Reputation: 9
I am trying to understand how to keep track of message ingestion with Kafka.
The workflow we follow right now is purging all the messages in the topics, and then we re-ingest with code changes. I need to know how successful those code changes are. In current state I am using Kafka Tool and manually refreshing the Total number of Messages, and keeping my results in a csv, which I know is not sustainable long term.
What are your recommendations on automating fetching the counts of messages in Kafka Topics? Ideally I would like to hit the topic on a minute by minute frequency and get the counts, as well as windows of time like 1 day etc.
*I cannot use KSQL because of stability issues we are having.

Set problem 1
From the Kafka post, write out the passage between "What are your" and "we are having.", inclusive.
Set problem 2
Answer these questions from the Kafka post:
(a) Which tool is the poster using to manually refresh the total number of messages?
(b) In what file format are the results being kept?
(c) What reason is given for not using KSQL?
Set problem 3
Keep writing the Kafka post, picking up after its final sentence.
The records come from a different source than the Kafka post.

Given entries
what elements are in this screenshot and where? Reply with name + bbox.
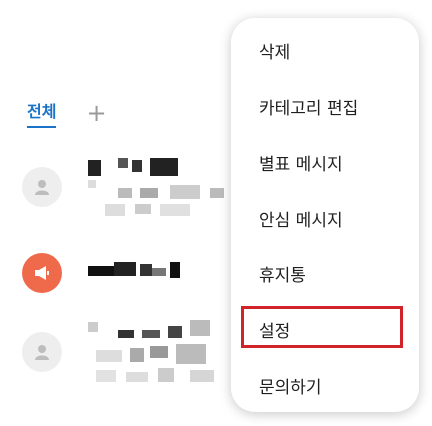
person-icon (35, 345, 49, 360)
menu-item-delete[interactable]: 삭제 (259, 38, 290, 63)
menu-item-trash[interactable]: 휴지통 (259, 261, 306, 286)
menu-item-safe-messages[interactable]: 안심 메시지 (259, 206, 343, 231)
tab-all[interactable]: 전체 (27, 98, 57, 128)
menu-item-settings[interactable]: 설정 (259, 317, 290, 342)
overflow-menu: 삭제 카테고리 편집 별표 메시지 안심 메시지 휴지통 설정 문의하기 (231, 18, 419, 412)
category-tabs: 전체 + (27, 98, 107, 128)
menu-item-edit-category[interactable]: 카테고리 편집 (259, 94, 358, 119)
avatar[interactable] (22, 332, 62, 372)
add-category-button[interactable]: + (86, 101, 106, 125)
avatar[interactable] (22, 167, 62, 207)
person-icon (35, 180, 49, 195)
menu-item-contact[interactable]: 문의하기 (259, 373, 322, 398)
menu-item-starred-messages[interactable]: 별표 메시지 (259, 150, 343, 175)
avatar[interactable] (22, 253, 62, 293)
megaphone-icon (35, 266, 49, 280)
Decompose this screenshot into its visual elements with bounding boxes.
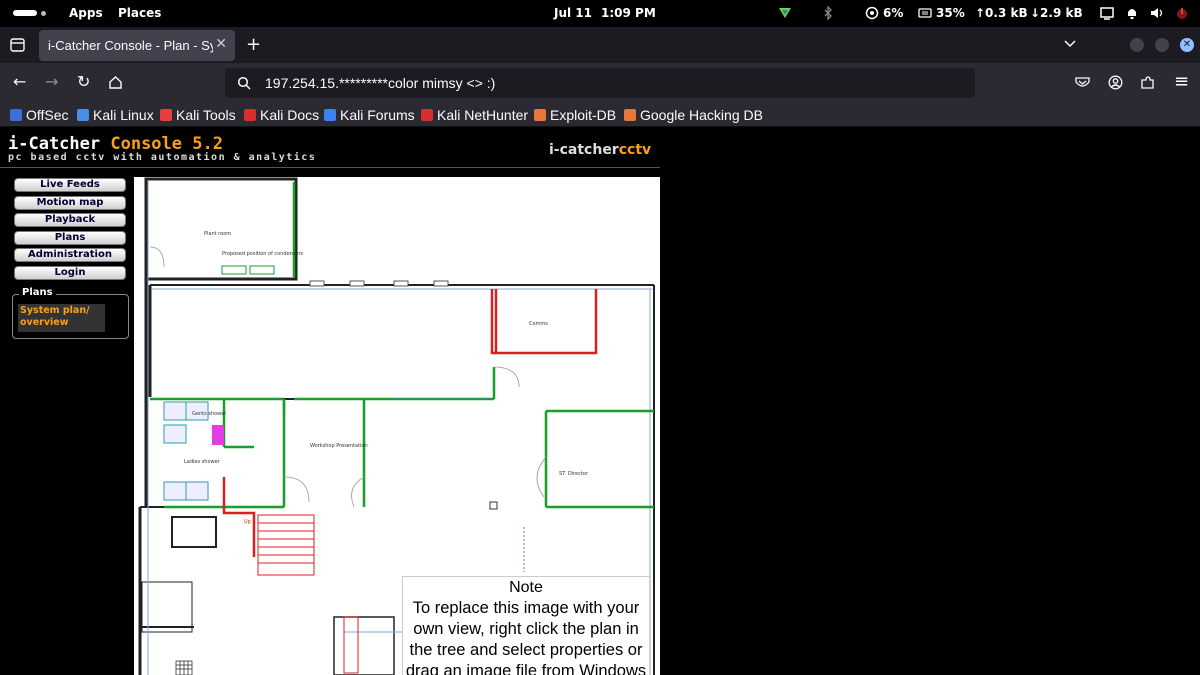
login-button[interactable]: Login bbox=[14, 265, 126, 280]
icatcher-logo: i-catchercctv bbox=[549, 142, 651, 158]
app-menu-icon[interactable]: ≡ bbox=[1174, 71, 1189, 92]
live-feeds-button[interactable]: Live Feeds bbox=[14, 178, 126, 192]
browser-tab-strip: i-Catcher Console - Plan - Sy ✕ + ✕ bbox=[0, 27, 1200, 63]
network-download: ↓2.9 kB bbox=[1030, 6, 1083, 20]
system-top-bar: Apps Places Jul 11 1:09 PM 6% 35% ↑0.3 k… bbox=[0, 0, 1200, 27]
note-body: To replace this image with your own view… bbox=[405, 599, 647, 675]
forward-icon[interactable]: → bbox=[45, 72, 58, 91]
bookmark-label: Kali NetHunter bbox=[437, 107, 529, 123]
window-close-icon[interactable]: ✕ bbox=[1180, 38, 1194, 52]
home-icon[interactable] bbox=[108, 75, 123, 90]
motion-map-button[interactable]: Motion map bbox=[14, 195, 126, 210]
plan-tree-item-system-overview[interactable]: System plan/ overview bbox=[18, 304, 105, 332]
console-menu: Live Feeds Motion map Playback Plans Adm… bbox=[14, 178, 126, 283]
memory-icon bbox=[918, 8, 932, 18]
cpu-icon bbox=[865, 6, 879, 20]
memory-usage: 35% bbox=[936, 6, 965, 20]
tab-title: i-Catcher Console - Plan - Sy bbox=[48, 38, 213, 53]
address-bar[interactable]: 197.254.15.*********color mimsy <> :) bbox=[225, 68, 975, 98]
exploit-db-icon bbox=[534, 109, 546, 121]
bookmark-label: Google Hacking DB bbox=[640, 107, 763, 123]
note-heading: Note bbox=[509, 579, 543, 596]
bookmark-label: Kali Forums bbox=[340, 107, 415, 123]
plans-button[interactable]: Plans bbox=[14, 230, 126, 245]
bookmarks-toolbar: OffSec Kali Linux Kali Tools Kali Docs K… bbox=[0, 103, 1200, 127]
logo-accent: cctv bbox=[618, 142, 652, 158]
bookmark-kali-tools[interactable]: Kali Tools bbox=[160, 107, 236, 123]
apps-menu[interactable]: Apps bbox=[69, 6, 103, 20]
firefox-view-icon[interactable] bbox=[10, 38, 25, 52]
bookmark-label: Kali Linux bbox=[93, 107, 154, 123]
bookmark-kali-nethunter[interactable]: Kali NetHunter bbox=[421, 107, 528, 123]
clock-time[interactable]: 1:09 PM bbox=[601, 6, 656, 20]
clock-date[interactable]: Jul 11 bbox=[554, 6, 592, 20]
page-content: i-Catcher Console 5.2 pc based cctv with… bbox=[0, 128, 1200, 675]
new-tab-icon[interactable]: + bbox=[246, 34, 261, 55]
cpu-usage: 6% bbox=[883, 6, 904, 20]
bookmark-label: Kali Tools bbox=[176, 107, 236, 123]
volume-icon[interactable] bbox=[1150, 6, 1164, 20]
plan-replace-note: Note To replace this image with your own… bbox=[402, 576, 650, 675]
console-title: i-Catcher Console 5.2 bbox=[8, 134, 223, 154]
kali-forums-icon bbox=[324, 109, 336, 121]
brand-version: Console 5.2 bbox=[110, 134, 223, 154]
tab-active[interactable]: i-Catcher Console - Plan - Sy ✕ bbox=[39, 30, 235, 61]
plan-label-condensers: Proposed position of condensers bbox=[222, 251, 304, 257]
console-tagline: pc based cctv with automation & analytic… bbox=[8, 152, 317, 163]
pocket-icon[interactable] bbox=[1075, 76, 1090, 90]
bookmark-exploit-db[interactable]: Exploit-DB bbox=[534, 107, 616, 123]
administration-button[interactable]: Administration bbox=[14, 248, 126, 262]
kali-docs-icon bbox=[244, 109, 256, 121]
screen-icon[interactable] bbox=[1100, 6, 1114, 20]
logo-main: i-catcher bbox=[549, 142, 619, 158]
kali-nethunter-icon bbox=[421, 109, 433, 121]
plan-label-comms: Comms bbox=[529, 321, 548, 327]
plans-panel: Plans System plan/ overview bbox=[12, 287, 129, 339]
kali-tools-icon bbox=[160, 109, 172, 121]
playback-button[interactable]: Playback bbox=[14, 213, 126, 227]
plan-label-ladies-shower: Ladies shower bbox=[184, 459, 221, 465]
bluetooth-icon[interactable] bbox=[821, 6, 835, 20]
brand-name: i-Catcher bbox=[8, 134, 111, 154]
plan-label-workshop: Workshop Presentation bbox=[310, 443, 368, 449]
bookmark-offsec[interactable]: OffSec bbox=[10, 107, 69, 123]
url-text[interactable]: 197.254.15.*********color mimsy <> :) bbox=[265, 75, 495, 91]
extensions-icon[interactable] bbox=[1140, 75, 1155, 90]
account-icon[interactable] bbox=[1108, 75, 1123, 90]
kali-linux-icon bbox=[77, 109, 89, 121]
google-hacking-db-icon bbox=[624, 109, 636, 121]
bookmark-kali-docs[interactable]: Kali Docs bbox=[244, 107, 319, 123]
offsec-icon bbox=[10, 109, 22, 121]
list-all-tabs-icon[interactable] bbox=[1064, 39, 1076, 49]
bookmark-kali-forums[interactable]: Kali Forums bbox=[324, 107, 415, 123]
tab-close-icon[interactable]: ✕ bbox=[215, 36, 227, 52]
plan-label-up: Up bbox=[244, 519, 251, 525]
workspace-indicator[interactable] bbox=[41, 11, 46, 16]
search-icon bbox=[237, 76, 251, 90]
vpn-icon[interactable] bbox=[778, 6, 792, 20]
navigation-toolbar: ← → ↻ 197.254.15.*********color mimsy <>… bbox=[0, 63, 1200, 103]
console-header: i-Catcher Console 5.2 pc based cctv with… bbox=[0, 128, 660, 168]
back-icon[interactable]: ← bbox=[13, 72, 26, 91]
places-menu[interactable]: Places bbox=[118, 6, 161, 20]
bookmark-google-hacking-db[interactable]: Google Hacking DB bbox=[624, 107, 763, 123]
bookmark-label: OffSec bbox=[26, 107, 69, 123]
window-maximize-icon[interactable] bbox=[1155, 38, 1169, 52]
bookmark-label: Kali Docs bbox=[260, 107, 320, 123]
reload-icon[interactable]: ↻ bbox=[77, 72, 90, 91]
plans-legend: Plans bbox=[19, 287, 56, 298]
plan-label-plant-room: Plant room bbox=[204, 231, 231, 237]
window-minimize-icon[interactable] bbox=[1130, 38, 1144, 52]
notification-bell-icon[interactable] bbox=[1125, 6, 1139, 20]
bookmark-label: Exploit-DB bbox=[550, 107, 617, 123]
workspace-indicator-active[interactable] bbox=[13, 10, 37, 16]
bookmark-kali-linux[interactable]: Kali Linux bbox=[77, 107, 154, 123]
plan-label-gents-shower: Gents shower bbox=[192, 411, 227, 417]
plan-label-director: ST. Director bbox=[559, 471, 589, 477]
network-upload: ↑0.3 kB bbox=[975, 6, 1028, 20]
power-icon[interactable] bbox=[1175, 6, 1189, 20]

Written reply 1
What are your recommendations on automating fetching the counts of messages in Kafka Topics? Ideally I would like to hit the topic on a minute by minute frequency and get the counts, as well as windows of time like 1 day etc.
*I cannot use KSQL because of stability issues we are having.

Written reply 2
(a) Kafka Tool
(b) A csv
(c) Stability issues they are having

Written reply 3
Upvotes: 0
Views: 10266
Reputation: 616
If you have metrics enabled. This is how you do in prometheus
sum(kafka_topic_partition_current_offset{topic="mytopic"})- sum(kafka_topic_partition_oldest_offset{topic="mytopic"})
Upvotes: 0
Reputation: 853
https://stackoverflow.com/a/63191575/163585
To get number of messages in kafka:
brokers="<broker1:port>"
topic=<topic-name>
sum_1=$(/usr/hdp/current/kafka-broker/bin/kafka-run-class.sh kafka.tools.GetOffsetShell --broker-list $brokers --topic $topic --time -1 | grep -e ':[[:digit:]]*:' | awk -F ":" '{sum += $3} END {print sum}')
sum_2=$(/usr/hdp/current/kafka-broker/bin/kafka-run-class.sh kafka.tools.GetOffsetShell --broker-list $brokers --topic $topic --time -2 | grep -e ':[[:digit:]]*:' | awk -F ":" '{sum += $3} END {print sum}')
echo "Number of records in topic ${topic}: "$((sum_1 - sum_2))
where option --time -1
=> current max offset & --time -2
is current min offset.
Number of messages in the kafka as after retention period messages will be deleted from topic so offset != count of messages**
Upvotes: 0
Reputation: 39830
Counts on messages is also dependent on the log compaction.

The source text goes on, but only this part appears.